Data provided:
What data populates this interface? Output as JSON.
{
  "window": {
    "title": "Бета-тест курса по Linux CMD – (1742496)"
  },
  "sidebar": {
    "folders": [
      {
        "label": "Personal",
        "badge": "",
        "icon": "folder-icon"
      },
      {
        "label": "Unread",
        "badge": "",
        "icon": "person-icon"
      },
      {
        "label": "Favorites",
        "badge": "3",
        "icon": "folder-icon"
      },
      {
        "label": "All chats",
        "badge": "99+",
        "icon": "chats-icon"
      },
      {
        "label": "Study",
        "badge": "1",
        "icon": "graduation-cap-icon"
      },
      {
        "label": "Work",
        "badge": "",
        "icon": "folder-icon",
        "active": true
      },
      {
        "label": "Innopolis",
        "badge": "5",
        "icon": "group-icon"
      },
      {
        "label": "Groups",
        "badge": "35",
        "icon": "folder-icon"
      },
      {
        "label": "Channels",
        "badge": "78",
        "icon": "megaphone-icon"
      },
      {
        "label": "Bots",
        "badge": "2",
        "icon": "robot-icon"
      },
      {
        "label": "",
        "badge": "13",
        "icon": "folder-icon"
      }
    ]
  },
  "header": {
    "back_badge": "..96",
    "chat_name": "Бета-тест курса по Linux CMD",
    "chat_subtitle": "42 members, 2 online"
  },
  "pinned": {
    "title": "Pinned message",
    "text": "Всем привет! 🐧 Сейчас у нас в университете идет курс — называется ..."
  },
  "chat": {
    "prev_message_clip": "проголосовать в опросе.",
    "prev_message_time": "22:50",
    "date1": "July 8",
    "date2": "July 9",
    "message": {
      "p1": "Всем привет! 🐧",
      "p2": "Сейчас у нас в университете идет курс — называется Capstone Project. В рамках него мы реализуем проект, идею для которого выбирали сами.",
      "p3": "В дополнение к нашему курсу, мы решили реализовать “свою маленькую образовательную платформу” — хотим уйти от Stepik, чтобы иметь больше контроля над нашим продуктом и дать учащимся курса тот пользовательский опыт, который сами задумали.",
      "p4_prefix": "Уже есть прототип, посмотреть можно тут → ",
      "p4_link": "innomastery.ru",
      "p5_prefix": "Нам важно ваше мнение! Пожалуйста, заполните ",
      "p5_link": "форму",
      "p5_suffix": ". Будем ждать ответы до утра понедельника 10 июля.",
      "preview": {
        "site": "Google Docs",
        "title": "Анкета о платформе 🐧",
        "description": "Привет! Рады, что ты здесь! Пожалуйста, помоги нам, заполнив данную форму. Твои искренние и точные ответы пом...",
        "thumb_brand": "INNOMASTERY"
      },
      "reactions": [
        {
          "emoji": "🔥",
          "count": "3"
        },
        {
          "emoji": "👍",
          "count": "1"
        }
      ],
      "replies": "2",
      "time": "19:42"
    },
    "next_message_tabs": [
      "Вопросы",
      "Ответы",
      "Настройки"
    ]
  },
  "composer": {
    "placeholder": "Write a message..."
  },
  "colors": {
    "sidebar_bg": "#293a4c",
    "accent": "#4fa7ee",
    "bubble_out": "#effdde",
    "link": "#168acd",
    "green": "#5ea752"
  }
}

Exercise: Lines containing the string "тест" should be counted; reply with their number and nothing more.

Reply: 2